EXERCISE DESCRIPTION: Extract the complete listing and repeat it word for word.

· · · · ·

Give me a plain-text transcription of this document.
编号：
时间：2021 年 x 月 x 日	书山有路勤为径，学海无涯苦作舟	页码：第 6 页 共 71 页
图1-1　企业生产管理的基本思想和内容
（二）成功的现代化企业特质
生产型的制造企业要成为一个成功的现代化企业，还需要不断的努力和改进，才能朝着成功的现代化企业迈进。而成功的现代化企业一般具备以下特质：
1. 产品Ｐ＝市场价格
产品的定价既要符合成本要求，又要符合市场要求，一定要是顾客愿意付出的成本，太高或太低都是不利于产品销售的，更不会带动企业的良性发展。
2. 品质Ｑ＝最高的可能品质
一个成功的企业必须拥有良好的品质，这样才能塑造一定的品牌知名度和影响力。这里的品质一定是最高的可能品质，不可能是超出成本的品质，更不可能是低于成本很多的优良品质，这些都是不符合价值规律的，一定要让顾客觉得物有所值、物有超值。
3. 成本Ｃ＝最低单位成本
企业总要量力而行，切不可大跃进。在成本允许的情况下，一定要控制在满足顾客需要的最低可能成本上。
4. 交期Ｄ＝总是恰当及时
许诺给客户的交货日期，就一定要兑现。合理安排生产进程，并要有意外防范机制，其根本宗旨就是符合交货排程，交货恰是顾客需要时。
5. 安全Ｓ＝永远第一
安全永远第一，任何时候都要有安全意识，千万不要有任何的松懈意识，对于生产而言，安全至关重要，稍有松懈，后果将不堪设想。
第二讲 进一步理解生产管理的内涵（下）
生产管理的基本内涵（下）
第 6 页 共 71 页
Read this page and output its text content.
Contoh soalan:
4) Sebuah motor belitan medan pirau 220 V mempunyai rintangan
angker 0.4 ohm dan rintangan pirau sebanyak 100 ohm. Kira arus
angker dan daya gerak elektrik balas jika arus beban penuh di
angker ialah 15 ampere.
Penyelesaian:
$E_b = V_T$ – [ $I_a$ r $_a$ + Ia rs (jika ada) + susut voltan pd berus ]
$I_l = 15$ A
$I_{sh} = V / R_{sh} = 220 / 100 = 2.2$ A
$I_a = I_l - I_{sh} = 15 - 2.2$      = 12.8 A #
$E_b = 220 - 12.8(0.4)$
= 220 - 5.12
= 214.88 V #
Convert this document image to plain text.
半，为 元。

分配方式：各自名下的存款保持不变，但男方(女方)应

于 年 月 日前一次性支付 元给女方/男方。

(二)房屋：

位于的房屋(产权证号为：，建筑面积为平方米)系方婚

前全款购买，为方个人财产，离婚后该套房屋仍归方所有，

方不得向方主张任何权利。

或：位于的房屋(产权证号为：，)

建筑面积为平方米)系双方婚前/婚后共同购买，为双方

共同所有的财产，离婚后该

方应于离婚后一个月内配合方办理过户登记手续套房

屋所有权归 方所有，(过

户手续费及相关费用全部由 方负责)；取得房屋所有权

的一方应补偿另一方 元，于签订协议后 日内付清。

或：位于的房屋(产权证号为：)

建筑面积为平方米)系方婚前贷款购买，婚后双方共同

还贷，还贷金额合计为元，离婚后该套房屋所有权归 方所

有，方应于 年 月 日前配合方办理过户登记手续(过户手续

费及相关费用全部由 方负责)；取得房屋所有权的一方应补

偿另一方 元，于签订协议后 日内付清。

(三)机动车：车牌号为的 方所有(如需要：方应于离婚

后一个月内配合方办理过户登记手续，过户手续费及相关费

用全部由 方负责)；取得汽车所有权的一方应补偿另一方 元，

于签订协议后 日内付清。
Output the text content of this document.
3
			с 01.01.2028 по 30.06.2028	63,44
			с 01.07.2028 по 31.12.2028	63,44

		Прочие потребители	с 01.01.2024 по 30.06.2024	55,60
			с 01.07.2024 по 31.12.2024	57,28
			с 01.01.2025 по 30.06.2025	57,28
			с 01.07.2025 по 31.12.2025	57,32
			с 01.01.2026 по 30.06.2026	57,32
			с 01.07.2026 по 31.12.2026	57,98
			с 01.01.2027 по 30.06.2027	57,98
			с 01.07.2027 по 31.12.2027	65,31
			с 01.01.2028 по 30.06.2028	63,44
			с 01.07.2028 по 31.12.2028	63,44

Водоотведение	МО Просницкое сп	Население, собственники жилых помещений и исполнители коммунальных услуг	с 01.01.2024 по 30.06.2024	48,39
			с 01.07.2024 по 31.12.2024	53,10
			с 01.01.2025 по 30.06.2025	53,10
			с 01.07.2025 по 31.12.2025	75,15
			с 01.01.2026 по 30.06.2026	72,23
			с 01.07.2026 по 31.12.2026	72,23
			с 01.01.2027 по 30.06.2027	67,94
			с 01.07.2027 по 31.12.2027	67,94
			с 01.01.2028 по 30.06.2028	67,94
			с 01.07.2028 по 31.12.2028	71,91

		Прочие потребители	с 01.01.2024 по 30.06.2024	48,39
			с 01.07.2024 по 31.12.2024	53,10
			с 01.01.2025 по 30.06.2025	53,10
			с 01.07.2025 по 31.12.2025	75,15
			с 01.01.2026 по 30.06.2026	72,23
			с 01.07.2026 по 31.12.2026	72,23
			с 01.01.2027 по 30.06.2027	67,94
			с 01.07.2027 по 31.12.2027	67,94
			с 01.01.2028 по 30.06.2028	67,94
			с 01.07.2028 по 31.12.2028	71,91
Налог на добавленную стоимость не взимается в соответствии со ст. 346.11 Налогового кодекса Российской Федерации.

· · · · ·

TASK OUTPUT:
Give me a plain-text transcription of this document.
编号：
时间：2021 年 x 月 x 日	书山有路勤为径，学海无涯苦作舟	页码：第 6 页 共 71 页
图1-1　企业生产管理的基本思想和内容
（二）成功的现代化企业特质
生产型的制造企业要成为一个成功的现代化企业，还需要不断的努力和改进，才能朝着成功的现代化企业迈进。而成功的现代化企业一般具备以下特质：
1. 产品Ｐ＝市场价格
产品的定价既要符合成本要求，又要符合市场要求，一定要是顾客愿意付出的成本，太高或太低都是不利于产品销售的，更不会带动企业的良性发展。
2. 品质Ｑ＝最高的可能品质
一个成功的企业必须拥有良好的品质，这样才能塑造一定的品牌知名度和影响力。这里的品质一定是最高的可能品质，不可能是超出成本的品质，更不可能是低于成本很多的优良品质，这些都是不符合价值规律的，一定要让顾客觉得物有所值、物有超值。
3. 成本Ｃ＝最低单位成本
企业总要量力而行，切不可大跃进。在成本允许的情况下，一定要控制在满足顾客需要的最低可能成本上。
4. 交期Ｄ＝总是恰当及时
许诺给客户的交货日期，就一定要兑现。合理安排生产进程，并要有意外防范机制，其根本宗旨就是符合交货排程，交货恰是顾客需要时。
5. 安全Ｓ＝永远第一
安全永远第一，任何时候都要有安全意识，千万不要有任何的松懈意识，对于生产而言，安全至关重要，稍有松懈，后果将不堪设想。
第二讲 进一步理解生产管理的内涵（下）
生产管理的基本内涵（下）
第 6 页 共 71 页
Read this page and output its text content.
Contoh soalan:
4) Sebuah motor belitan medan pirau 220 V mempunyai rintangan
angker 0.4 ohm dan rintangan pirau sebanyak 100 ohm. Kira arus
angker dan daya gerak elektrik balas jika arus beban penuh di
angker ialah 15 ampere.
Penyelesaian:
$E_b = V_T$ – [ $I_a$ r $_a$ + Ia rs (jika ada) + susut voltan pd berus ]
$I_l = 15$ A
$I_{sh} = V / R_{sh} = 220 / 100 = 2.2$ A
$I_a = I_l - I_{sh} = 15 - 2.2$      = 12.8 A #
$E_b = 220 - 12.8(0.4)$
= 220 - 5.12
= 214.88 V #
Convert this document image to plain text.
半，为 元。

分配方式：各自名下的存款保持不变，但男方(女方)应

于 年 月 日前一次性支付 元给女方/男方。

(二)房屋：

位于的房屋(产权证号为：，建筑面积为平方米)系方婚

前全款购买，为方个人财产，离婚后该套房屋仍归方所有，

方不得向方主张任何权利。

或：位于的房屋(产权证号为：，)

建筑面积为平方米)系双方婚前/婚后共同购买，为双方

共同所有的财产，离婚后该

方应于离婚后一个月内配合方办理过户登记手续套房

屋所有权归 方所有，(过

户手续费及相关费用全部由 方负责)；取得房屋所有权

的一方应补偿另一方 元，于签订协议后 日内付清。

或：位于的房屋(产权证号为：)

建筑面积为平方米)系方婚前贷款购买，婚后双方共同

还贷，还贷金额合计为元，离婚后该套房屋所有权归 方所

有，方应于 年 月 日前配合方办理过户登记手续(过户手续

费及相关费用全部由 方负责)；取得房屋所有权的一方应补

偿另一方 元，于签订协议后 日内付清。

(三)机动车：车牌号为的 方所有(如需要：方应于离婚

后一个月内配合方办理过户登记手续，过户手续费及相关费

用全部由 方负责)；取得汽车所有权的一方应补偿另一方 元，

于签订协议后 日内付清。
Output the text content of this document.
3
			с 01.01.2028 по 30.06.2028	63,44
			с 01.07.2028 по 31.12.2028	63,44

		Прочие потребители	с 01.01.2024 по 30.06.2024	55,60
			с 01.07.2024 по 31.12.2024	57,28
			с 01.01.2025 по 30.06.2025	57,28
			с 01.07.2025 по 31.12.2025	57,32
			с 01.01.2026 по 30.06.2026	57,32
			с 01.07.2026 по 31.12.2026	57,98
			с 01.01.2027 по 30.06.2027	57,98
			с 01.07.2027 по 31.12.2027	65,31
			с 01.01.2028 по 30.06.2028	63,44
			с 01.07.2028 по 31.12.2028	63,44

Водоотведение	МО Просницкое сп	Население, собственники жилых помещений и исполнители коммунальных услуг	с 01.01.2024 по 30.06.2024	48,39
			с 01.07.2024 по 31.12.2024	53,10
			с 01.01.2025 по 30.06.2025	53,10
			с 01.07.2025 по 31.12.2025	75,15
			с 01.01.2026 по 30.06.2026	72,23
			с 01.07.2026 по 31.12.2026	72,23
			с 01.01.2027 по 30.06.2027	67,94
			с 01.07.2027 по 31.12.2027	67,94
			с 01.01.2028 по 30.06.2028	67,94
			с 01.07.2028 по 31.12.2028	71,91

		Прочие потребители	с 01.01.2024 по 30.06.2024	48,39
			с 01.07.2024 по 31.12.2024	53,10
			с 01.01.2025 по 30.06.2025	53,10
			с 01.07.2025 по 31.12.2025	75,15
			с 01.01.2026 по 30.06.2026	72,23
			с 01.07.2026 по 31.12.2026	72,23
			с 01.01.2027 по 30.06.2027	67,94
			с 01.07.2027 по 31.12.2027	67,94
			с 01.01.2028 по 30.06.2028	67,94
			с 01.07.2028 по 31.12.2028	71,91
Налог на добавленную стоимость не взимается в соответствии со ст. 346.11 Налогового кодекса Российской Федерации.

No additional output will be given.